Below are some records. Count the lines with "title" in them and give nothing but the total.
** start of Records for this task **
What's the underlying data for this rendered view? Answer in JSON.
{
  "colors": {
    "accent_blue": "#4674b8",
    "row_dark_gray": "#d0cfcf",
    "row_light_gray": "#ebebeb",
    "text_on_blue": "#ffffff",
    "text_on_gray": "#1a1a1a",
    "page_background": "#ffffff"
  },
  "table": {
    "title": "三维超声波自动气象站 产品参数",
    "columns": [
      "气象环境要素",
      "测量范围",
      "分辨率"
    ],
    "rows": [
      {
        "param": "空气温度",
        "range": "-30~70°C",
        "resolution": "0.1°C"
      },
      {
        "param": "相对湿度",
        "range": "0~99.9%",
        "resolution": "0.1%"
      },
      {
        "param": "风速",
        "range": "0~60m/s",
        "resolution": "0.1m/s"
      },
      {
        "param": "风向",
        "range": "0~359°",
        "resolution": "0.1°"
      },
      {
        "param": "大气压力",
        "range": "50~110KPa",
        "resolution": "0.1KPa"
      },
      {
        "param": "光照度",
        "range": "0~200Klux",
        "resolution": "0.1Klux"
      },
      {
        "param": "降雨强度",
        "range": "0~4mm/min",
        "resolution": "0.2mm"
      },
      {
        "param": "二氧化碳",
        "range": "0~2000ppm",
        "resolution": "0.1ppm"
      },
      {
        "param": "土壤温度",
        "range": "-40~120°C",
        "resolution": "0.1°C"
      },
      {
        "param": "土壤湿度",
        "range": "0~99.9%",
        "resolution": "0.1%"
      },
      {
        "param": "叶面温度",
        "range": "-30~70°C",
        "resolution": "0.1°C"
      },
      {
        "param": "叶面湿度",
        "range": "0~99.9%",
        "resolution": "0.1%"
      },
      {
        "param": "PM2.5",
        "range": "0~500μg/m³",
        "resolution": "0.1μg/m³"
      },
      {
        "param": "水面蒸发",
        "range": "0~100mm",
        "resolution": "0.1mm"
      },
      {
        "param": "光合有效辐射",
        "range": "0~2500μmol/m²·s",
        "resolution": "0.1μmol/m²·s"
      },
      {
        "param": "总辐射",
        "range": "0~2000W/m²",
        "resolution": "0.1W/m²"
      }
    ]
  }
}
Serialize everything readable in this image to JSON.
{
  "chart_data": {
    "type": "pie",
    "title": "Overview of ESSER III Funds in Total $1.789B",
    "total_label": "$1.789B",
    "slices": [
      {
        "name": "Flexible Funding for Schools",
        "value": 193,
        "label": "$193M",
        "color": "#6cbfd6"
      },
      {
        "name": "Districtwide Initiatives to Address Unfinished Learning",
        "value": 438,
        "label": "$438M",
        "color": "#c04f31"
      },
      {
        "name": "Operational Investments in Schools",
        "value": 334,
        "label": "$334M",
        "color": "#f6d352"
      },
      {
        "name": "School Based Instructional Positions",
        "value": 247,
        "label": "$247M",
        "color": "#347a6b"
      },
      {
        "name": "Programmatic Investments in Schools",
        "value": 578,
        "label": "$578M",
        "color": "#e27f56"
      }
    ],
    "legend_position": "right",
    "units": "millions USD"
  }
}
** end of Records for this task **
■ **Completed exercise**
2